- WHAT THE EXERCISE ASKS -
Copy each line of the entries that contains the word "text".

************

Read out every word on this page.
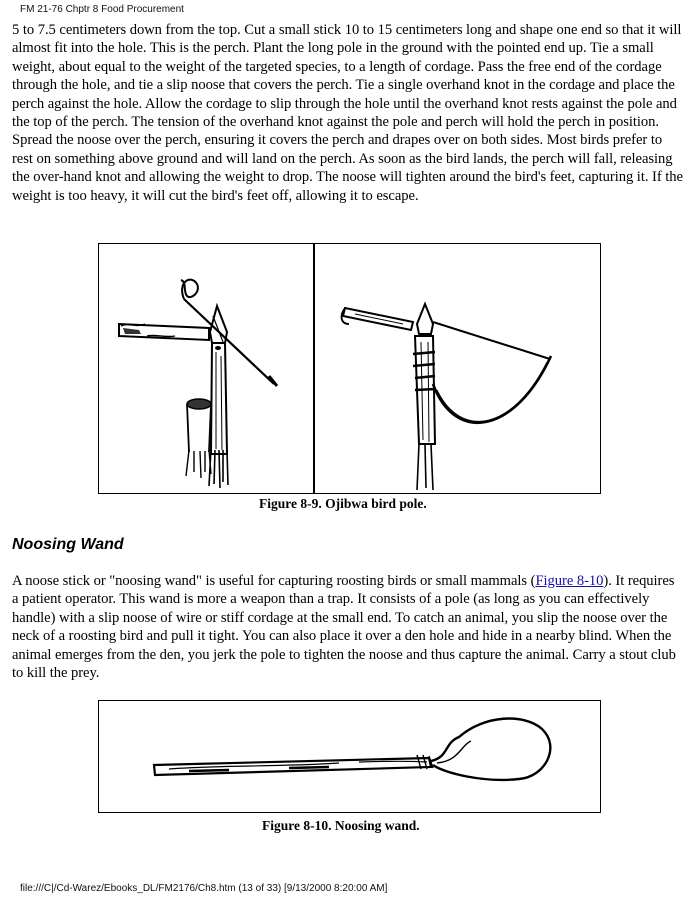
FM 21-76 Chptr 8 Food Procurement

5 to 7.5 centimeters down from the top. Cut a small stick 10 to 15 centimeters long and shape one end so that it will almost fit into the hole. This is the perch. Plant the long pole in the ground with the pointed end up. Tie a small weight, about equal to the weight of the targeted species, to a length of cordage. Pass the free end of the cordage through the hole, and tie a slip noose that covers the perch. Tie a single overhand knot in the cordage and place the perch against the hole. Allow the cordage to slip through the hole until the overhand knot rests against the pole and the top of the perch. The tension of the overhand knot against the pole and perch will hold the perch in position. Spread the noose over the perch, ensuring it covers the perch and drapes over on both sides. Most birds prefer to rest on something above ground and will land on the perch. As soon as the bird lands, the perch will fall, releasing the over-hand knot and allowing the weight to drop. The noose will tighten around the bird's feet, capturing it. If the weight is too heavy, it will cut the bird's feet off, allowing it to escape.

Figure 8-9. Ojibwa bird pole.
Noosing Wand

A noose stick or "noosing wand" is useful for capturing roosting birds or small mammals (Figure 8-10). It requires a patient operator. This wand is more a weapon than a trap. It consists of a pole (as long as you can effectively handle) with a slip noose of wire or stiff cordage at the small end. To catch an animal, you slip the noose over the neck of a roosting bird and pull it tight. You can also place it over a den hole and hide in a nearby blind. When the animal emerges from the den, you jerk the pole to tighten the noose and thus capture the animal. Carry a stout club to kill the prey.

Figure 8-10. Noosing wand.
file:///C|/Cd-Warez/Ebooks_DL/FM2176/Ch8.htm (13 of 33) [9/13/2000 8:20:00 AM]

************

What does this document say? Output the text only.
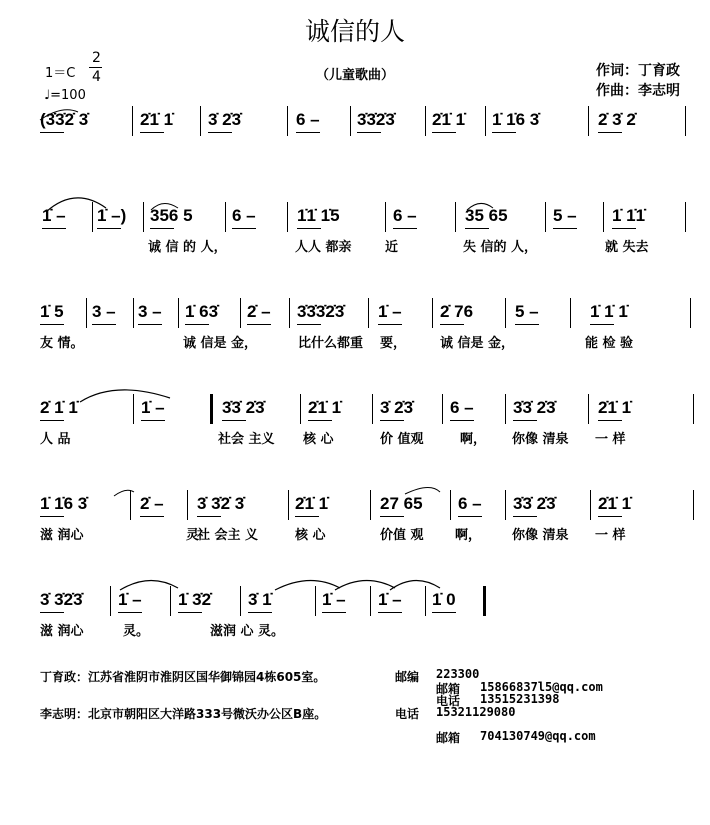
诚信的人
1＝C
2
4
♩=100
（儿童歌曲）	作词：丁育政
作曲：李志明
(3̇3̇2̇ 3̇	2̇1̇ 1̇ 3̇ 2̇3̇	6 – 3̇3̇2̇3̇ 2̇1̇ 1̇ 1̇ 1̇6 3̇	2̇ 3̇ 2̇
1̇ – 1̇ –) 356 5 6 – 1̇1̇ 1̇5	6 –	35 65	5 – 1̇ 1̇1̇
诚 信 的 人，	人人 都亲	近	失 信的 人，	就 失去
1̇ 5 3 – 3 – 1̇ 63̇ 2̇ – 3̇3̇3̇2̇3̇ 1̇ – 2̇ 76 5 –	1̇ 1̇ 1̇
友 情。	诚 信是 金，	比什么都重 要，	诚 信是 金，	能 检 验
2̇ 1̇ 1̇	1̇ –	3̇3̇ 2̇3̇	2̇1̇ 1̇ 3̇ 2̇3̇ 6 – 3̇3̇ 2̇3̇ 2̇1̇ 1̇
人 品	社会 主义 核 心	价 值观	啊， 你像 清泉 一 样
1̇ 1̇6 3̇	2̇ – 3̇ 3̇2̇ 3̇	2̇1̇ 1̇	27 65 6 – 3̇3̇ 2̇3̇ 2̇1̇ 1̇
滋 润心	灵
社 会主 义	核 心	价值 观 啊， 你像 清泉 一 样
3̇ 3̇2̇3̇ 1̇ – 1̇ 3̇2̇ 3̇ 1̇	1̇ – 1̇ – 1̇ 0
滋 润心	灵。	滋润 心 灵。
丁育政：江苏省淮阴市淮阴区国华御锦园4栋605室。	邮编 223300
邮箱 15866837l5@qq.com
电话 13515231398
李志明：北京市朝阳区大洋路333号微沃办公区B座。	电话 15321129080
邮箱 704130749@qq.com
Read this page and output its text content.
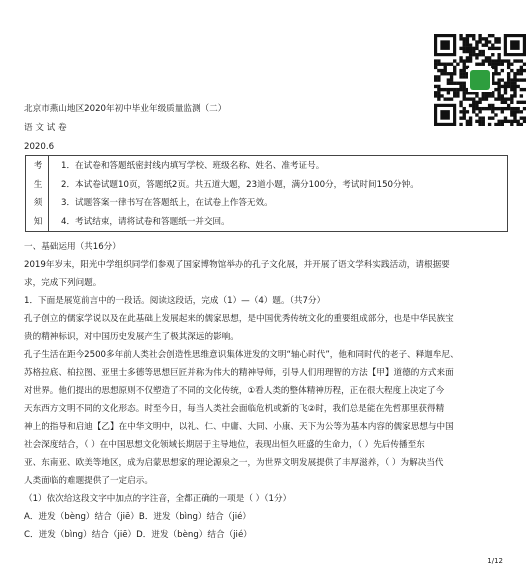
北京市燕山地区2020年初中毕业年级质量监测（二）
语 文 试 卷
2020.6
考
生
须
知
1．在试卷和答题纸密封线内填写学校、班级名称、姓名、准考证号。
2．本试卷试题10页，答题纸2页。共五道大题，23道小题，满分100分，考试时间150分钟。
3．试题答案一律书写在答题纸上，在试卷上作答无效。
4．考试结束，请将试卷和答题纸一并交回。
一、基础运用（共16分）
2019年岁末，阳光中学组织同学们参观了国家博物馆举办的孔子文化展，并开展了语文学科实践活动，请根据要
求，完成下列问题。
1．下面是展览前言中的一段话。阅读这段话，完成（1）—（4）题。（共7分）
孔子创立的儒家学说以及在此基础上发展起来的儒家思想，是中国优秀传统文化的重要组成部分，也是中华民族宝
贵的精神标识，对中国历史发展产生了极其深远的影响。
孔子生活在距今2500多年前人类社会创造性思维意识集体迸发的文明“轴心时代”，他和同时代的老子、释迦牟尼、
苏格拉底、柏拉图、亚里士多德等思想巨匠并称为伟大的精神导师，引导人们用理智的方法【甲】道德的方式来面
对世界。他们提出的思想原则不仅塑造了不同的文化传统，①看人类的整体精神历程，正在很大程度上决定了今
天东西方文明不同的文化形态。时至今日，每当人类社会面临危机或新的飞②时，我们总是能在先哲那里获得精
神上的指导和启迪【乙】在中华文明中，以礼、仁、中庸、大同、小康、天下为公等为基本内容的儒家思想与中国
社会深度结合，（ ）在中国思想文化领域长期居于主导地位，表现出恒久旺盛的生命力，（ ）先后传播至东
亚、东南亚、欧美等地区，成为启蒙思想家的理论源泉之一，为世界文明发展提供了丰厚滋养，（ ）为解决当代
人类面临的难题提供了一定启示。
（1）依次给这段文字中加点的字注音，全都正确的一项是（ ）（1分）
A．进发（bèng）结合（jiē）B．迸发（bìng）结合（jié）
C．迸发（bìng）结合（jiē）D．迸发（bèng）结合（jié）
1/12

************

- WRITTEN RESPONSE -
What does this document say? Output the text only.
Read this page and output its text content.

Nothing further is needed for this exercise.